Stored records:

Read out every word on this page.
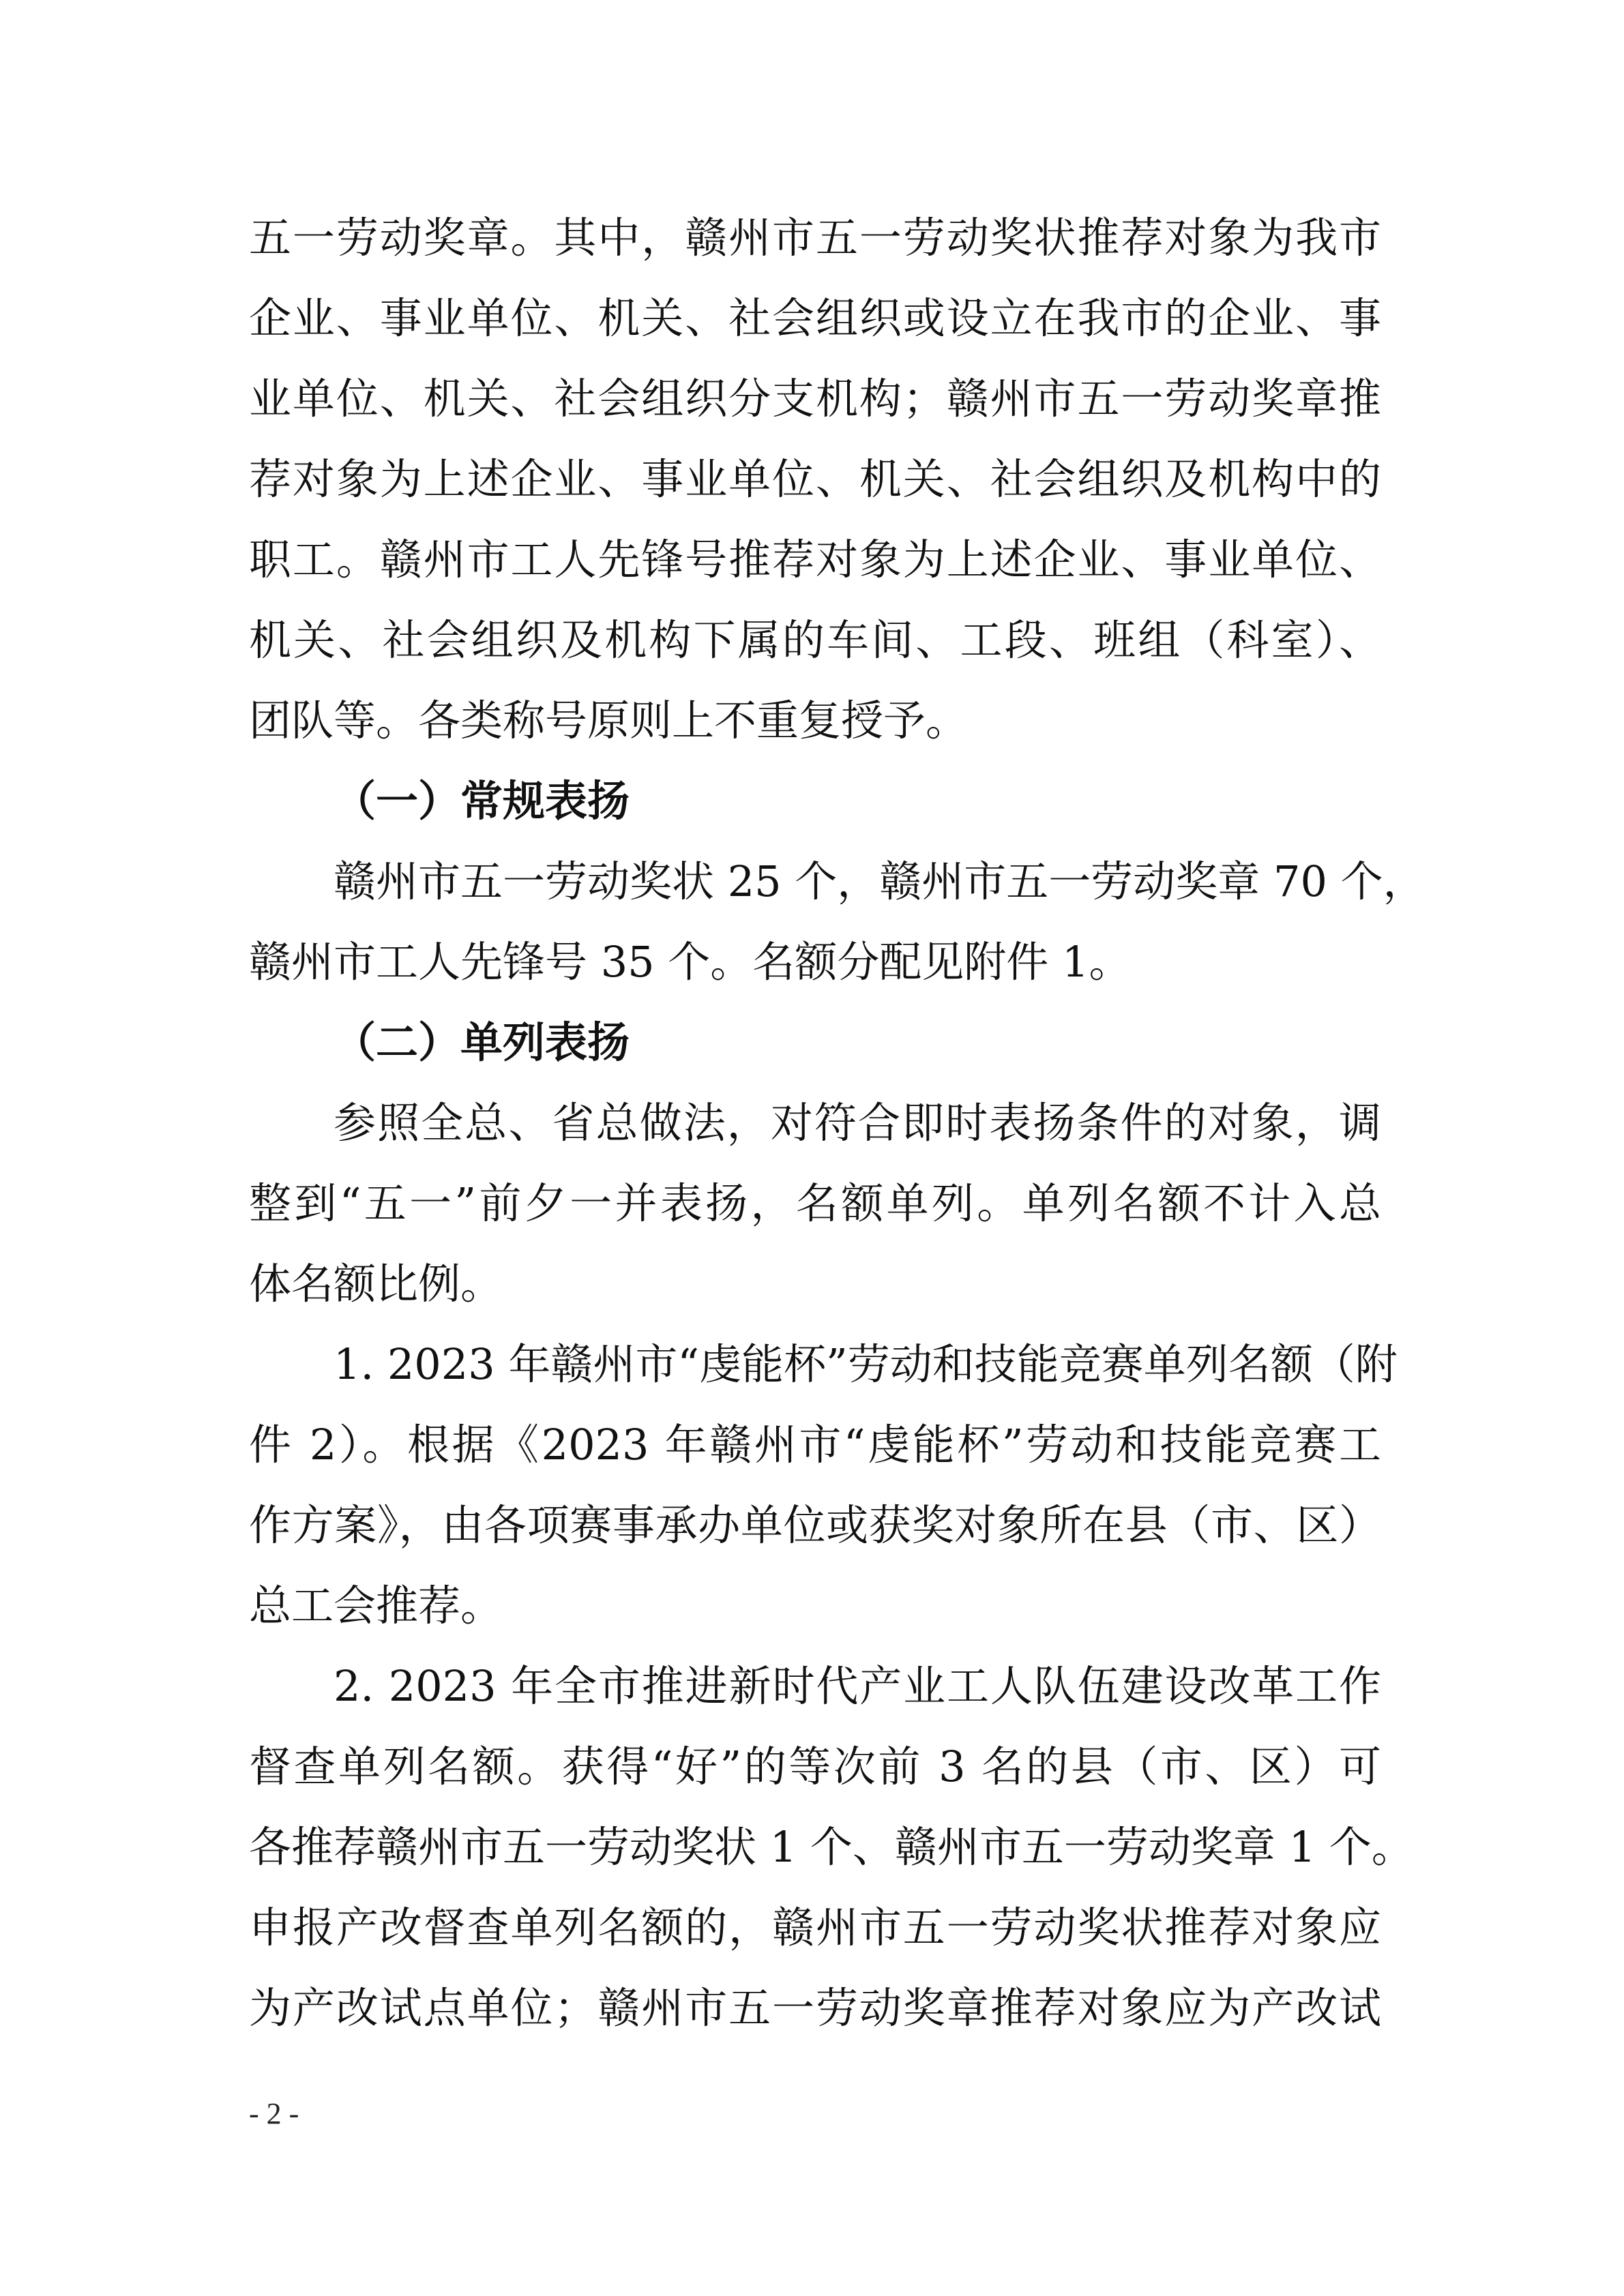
五一劳动奖章。其中，赣州市五一劳动奖状推荐对象为我市
企业、事业单位、机关、社会组织或设立在我市的企业、事
业单位、机关、社会组织分支机构；赣州市五一劳动奖章推
荐对象为上述企业、事业单位、机关、社会组织及机构中的
职工。赣州市工人先锋号推荐对象为上述企业、事业单位、
机关、社会组织及机构下属的车间、工段、班组（科室）、
团队等。各类称号原则上不重复授予。
（一）常规表扬
赣州市五一劳动奖状 25 个，赣州市五一劳动奖章 70 个，
赣州市工人先锋号 35 个。名额分配见附件 1。
（二）单列表扬
参照全总、省总做法，对符合即时表扬条件的对象，调
整到“五一”前夕一并表扬，名额单列。单列名额不计入总
体名额比例。
1. 2023 年赣州市“虔能杯”劳动和技能竞赛单列名额（附
件 2）。根据《2023 年赣州市“虔能杯”劳动和技能竞赛工
作方案》，由各项赛事承办单位或获奖对象所在县（市、区）
总工会推荐。
2. 2023 年全市推进新时代产业工人队伍建设改革工作
督查单列名额。获得“好”的等次前 3 名的县（市、区）可
各推荐赣州市五一劳动奖状 1 个、赣州市五一劳动奖章 1 个。
申报产改督查单列名额的，赣州市五一劳动奖状推荐对象应
为产改试点单位；赣州市五一劳动奖章推荐对象应为产改试
- 2 -
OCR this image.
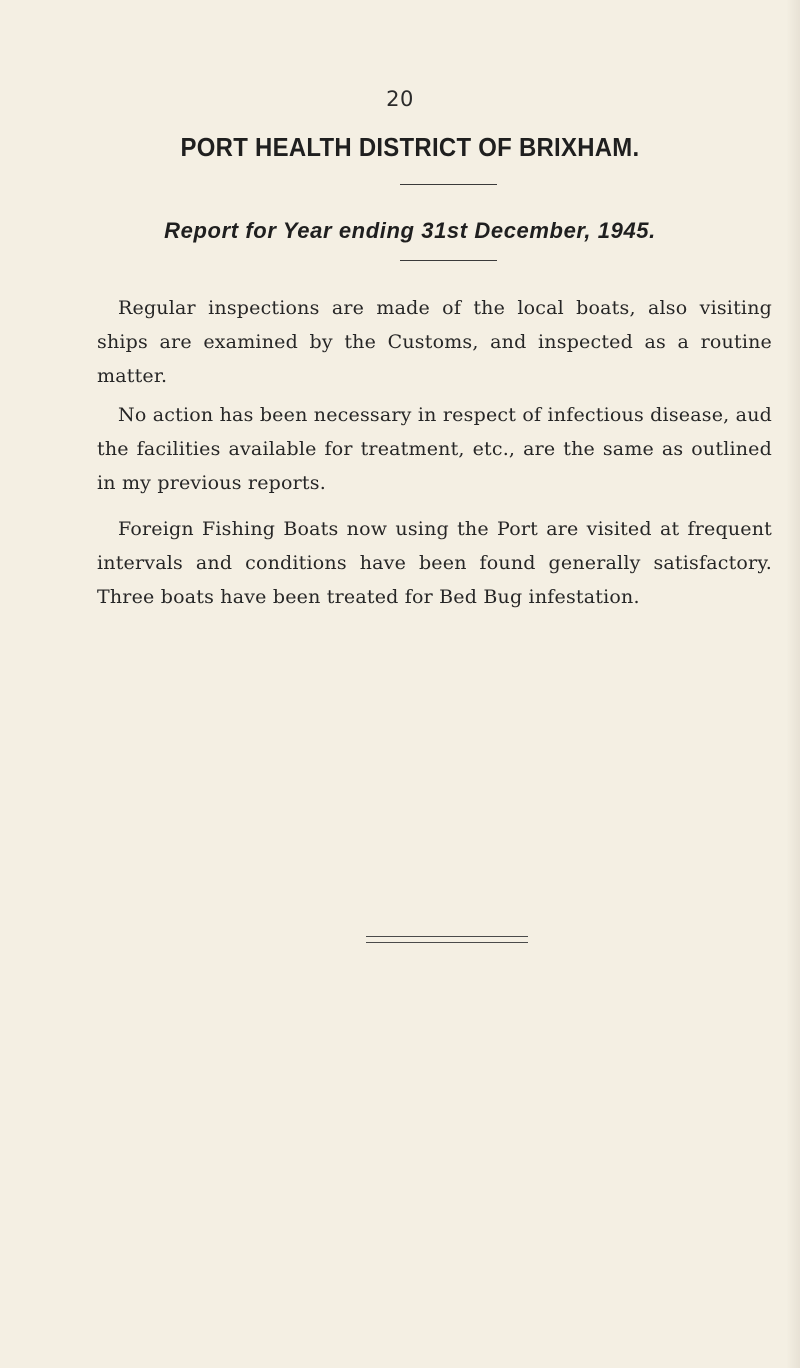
20
PORT HEALTH DISTRICT OF BRIXHAM.
Report for Year ending 31st December, 1945.

Regular inspections are made of the local boats, also visiting ships are examined by the Customs, and inspected as a routine matter.

No action has been necessary in respect of infectious disease, aud the facilities available for treatment, etc., are the same as outlined in my previous reports.

Foreign Fishing Boats now using the Port are visited at frequent intervals and conditions have been found generally satisfactory. Three boats have been treated for Bed Bug infestation.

__OBJECTIVE__
Quote the records above exactly, leaving out any pictures.

__FINAL RESULT__
Read out every word on this page.
五一劳动奖章。其中，赣州市五一劳动奖状推荐对象为我市
企业、事业单位、机关、社会组织或设立在我市的企业、事
业单位、机关、社会组织分支机构；赣州市五一劳动奖章推
荐对象为上述企业、事业单位、机关、社会组织及机构中的
职工。赣州市工人先锋号推荐对象为上述企业、事业单位、
机关、社会组织及机构下属的车间、工段、班组（科室）、
团队等。各类称号原则上不重复授予。
（一）常规表扬
赣州市五一劳动奖状 25 个，赣州市五一劳动奖章 70 个，
赣州市工人先锋号 35 个。名额分配见附件 1。
（二）单列表扬
参照全总、省总做法，对符合即时表扬条件的对象，调
整到“五一”前夕一并表扬，名额单列。单列名额不计入总
体名额比例。
1. 2023 年赣州市“虔能杯”劳动和技能竞赛单列名额（附
件 2）。根据《2023 年赣州市“虔能杯”劳动和技能竞赛工
作方案》，由各项赛事承办单位或获奖对象所在县（市、区）
总工会推荐。
2. 2023 年全市推进新时代产业工人队伍建设改革工作
督查单列名额。获得“好”的等次前 3 名的县（市、区）可
各推荐赣州市五一劳动奖状 1 个、赣州市五一劳动奖章 1 个。
申报产改督查单列名额的，赣州市五一劳动奖状推荐对象应
为产改试点单位；赣州市五一劳动奖章推荐对象应为产改试
- 2 -
OCR this image.
20
PORT HEALTH DISTRICT OF BRIXHAM.
Report for Year ending 31st December, 1945.

Regular inspections are made of the local boats, also visiting ships are examined by the Customs, and inspected as a routine matter.

No action has been necessary in respect of infectious disease, aud the facilities available for treatment, etc., are the same as outlined in my previous reports.

Foreign Fishing Boats now using the Port are visited at frequent intervals and conditions have been found generally satisfactory. Three boats have been treated for Bed Bug infestation.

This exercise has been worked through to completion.